* PROBLEM REQUIREMENTS: Output every entry exactly as given.

* begin *

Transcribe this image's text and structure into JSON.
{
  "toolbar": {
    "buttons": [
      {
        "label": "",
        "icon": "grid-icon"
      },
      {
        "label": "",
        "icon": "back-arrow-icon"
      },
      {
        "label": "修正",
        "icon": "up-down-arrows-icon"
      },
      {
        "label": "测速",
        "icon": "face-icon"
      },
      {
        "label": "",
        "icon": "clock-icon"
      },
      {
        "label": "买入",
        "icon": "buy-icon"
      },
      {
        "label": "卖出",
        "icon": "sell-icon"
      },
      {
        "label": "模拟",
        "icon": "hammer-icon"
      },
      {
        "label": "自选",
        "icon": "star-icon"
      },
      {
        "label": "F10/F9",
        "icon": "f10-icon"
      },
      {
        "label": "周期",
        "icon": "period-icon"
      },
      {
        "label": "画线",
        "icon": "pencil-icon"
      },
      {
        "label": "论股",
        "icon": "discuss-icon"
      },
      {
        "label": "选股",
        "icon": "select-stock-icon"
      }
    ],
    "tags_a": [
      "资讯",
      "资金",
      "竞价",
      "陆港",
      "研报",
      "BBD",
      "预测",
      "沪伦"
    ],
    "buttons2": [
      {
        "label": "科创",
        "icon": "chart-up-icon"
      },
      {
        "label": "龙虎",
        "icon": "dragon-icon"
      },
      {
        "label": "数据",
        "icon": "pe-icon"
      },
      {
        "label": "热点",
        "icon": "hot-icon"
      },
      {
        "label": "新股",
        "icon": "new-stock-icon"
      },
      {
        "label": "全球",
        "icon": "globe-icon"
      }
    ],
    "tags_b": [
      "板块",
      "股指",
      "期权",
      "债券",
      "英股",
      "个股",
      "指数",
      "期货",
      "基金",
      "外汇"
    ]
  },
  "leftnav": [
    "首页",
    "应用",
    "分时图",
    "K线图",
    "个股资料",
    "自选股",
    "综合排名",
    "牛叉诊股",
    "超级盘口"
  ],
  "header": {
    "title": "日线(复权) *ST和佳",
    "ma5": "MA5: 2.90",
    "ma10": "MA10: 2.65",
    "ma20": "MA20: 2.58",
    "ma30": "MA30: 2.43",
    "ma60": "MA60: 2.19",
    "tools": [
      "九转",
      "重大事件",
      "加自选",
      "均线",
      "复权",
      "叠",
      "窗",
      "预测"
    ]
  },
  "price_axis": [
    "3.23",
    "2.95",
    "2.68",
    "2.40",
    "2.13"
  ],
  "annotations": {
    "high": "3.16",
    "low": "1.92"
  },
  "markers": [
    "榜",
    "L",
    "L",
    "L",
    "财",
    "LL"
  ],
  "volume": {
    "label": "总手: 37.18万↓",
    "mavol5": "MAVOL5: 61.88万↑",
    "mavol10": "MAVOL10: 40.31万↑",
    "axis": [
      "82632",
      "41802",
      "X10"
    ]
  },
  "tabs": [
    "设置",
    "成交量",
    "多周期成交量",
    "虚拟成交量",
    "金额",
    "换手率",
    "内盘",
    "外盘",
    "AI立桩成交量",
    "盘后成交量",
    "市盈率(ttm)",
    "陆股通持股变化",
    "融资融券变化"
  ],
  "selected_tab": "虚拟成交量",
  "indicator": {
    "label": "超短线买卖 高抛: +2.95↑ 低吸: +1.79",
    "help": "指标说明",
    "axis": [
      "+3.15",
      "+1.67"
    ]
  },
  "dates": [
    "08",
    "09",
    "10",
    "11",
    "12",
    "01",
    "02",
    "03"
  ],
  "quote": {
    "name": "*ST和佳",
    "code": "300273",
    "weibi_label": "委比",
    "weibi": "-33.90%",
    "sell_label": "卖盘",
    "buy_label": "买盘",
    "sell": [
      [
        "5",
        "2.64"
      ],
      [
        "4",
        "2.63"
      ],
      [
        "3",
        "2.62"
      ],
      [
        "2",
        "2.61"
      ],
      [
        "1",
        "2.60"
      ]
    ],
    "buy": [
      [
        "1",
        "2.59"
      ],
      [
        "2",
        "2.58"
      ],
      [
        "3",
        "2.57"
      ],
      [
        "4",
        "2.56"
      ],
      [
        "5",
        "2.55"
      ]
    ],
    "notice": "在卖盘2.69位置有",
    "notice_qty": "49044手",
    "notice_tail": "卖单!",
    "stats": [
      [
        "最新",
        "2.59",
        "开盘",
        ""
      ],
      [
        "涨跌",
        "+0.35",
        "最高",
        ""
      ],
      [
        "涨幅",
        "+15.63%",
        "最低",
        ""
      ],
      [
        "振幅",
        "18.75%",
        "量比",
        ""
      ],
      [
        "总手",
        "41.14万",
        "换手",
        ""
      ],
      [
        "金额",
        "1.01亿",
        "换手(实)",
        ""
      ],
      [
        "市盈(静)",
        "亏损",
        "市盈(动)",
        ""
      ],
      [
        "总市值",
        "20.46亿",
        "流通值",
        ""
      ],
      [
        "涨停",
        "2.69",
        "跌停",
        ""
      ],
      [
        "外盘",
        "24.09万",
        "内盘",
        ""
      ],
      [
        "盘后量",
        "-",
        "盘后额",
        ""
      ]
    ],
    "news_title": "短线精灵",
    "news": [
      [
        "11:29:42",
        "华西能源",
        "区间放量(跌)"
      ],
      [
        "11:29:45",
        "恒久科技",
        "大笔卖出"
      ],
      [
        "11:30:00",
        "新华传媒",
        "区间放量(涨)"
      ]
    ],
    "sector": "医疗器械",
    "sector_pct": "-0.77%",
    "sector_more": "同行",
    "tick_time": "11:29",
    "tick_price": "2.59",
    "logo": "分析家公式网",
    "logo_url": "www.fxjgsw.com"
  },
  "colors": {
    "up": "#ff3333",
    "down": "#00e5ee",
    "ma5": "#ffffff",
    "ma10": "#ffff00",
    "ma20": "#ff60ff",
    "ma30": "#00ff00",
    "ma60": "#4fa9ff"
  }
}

* end *

* OUTPUT OF THE EXERCISE:
Transcribe this image's text and structure into JSON.
{
  "toolbar": {
    "buttons": [
      {
        "label": "",
        "icon": "grid-icon"
      },
      {
        "label": "",
        "icon": "back-arrow-icon"
      },
      {
        "label": "修正",
        "icon": "up-down-arrows-icon"
      },
      {
        "label": "测速",
        "icon": "face-icon"
      },
      {
        "label": "",
        "icon": "clock-icon"
      },
      {
        "label": "买入",
        "icon": "buy-icon"
      },
      {
        "label": "卖出",
        "icon": "sell-icon"
      },
      {
        "label": "模拟",
        "icon": "hammer-icon"
      },
      {
        "label": "自选",
        "icon": "star-icon"
      },
      {
        "label": "F10/F9",
        "icon": "f10-icon"
      },
      {
        "label": "周期",
        "icon": "period-icon"
      },
      {
        "label": "画线",
        "icon": "pencil-icon"
      },
      {
        "label": "论股",
        "icon": "discuss-icon"
      },
      {
        "label": "选股",
        "icon": "select-stock-icon"
      }
    ],
    "tags_a": [
      "资讯",
      "资金",
      "竞价",
      "陆港",
      "研报",
      "BBD",
      "预测",
      "沪伦"
    ],
    "buttons2": [
      {
        "label": "科创",
        "icon": "chart-up-icon"
      },
      {
        "label": "龙虎",
        "icon": "dragon-icon"
      },
      {
        "label": "数据",
        "icon": "pe-icon"
      },
      {
        "label": "热点",
        "icon": "hot-icon"
      },
      {
        "label": "新股",
        "icon": "new-stock-icon"
      },
      {
        "label": "全球",
        "icon": "globe-icon"
      }
    ],
    "tags_b": [
      "板块",
      "股指",
      "期权",
      "债券",
      "英股",
      "个股",
      "指数",
      "期货",
      "基金",
      "外汇"
    ]
  },
  "leftnav": [
    "首页",
    "应用",
    "分时图",
    "K线图",
    "个股资料",
    "自选股",
    "综合排名",
    "牛叉诊股",
    "超级盘口"
  ],
  "header": {
    "title": "日线(复权) *ST和佳",
    "ma5": "MA5: 2.90",
    "ma10": "MA10: 2.65",
    "ma20": "MA20: 2.58",
    "ma30": "MA30: 2.43",
    "ma60": "MA60: 2.19",
    "tools": [
      "九转",
      "重大事件",
      "加自选",
      "均线",
      "复权",
      "叠",
      "窗",
      "预测"
    ]
  },
  "price_axis": [
    "3.23",
    "2.95",
    "2.68",
    "2.40",
    "2.13"
  ],
  "annotations": {
    "high": "3.16",
    "low": "1.92"
  },
  "markers": [
    "榜",
    "L",
    "L",
    "L",
    "财",
    "LL"
  ],
  "volume": {
    "label": "总手: 37.18万↓",
    "mavol5": "MAVOL5: 61.88万↑",
    "mavol10": "MAVOL10: 40.31万↑",
    "axis": [
      "82632",
      "41802",
      "X10"
    ]
  },
  "tabs": [
    "设置",
    "成交量",
    "多周期成交量",
    "虚拟成交量",
    "金额",
    "换手率",
    "内盘",
    "外盘",
    "AI立桩成交量",
    "盘后成交量",
    "市盈率(ttm)",
    "陆股通持股变化",
    "融资融券变化"
  ],
  "selected_tab": "虚拟成交量",
  "indicator": {
    "label": "超短线买卖 高抛: +2.95↑ 低吸: +1.79",
    "help": "指标说明",
    "axis": [
      "+3.15",
      "+1.67"
    ]
  },
  "dates": [
    "08",
    "09",
    "10",
    "11",
    "12",
    "01",
    "02",
    "03"
  ],
  "quote": {
    "name": "*ST和佳",
    "code": "300273",
    "weibi_label": "委比",
    "weibi": "-33.90%",
    "sell_label": "卖盘",
    "buy_label": "买盘",
    "sell": [
      [
        "5",
        "2.64"
      ],
      [
        "4",
        "2.63"
      ],
      [
        "3",
        "2.62"
      ],
      [
        "2",
        "2.61"
      ],
      [
        "1",
        "2.60"
      ]
    ],
    "buy": [
      [
        "1",
        "2.59"
      ],
      [
        "2",
        "2.58"
      ],
      [
        "3",
        "2.57"
      ],
      [
        "4",
        "2.56"
      ],
      [
        "5",
        "2.55"
      ]
    ],
    "notice": "在卖盘2.69位置有",
    "notice_qty": "49044手",
    "notice_tail": "卖单!",
    "stats": [
      [
        "最新",
        "2.59",
        "开盘",
        ""
      ],
      [
        "涨跌",
        "+0.35",
        "最高",
        ""
      ],
      [
        "涨幅",
        "+15.63%",
        "最低",
        ""
      ],
      [
        "振幅",
        "18.75%",
        "量比",
        ""
      ],
      [
        "总手",
        "41.14万",
        "换手",
        ""
      ],
      [
        "金额",
        "1.01亿",
        "换手(实)",
        ""
      ],
      [
        "市盈(静)",
        "亏损",
        "市盈(动)",
        ""
      ],
      [
        "总市值",
        "20.46亿",
        "流通值",
        ""
      ],
      [
        "涨停",
        "2.69",
        "跌停",
        ""
      ],
      [
        "外盘",
        "24.09万",
        "内盘",
        ""
      ],
      [
        "盘后量",
        "-",
        "盘后额",
        ""
      ]
    ],
    "news_title": "短线精灵",
    "news": [
      [
        "11:29:42",
        "华西能源",
        "区间放量(跌)"
      ],
      [
        "11:29:45",
        "恒久科技",
        "大笔卖出"
      ],
      [
        "11:30:00",
        "新华传媒",
        "区间放量(涨)"
      ]
    ],
    "sector": "医疗器械",
    "sector_pct": "-0.77%",
    "sector_more": "同行",
    "tick_time": "11:29",
    "tick_price": "2.59",
    "logo": "分析家公式网",
    "logo_url": "www.fxjgsw.com"
  },
  "colors": {
    "up": "#ff3333",
    "down": "#00e5ee",
    "ma5": "#ffffff",
    "ma10": "#ffff00",
    "ma20": "#ff60ff",
    "ma30": "#00ff00",
    "ma60": "#4fa9ff"
  }
}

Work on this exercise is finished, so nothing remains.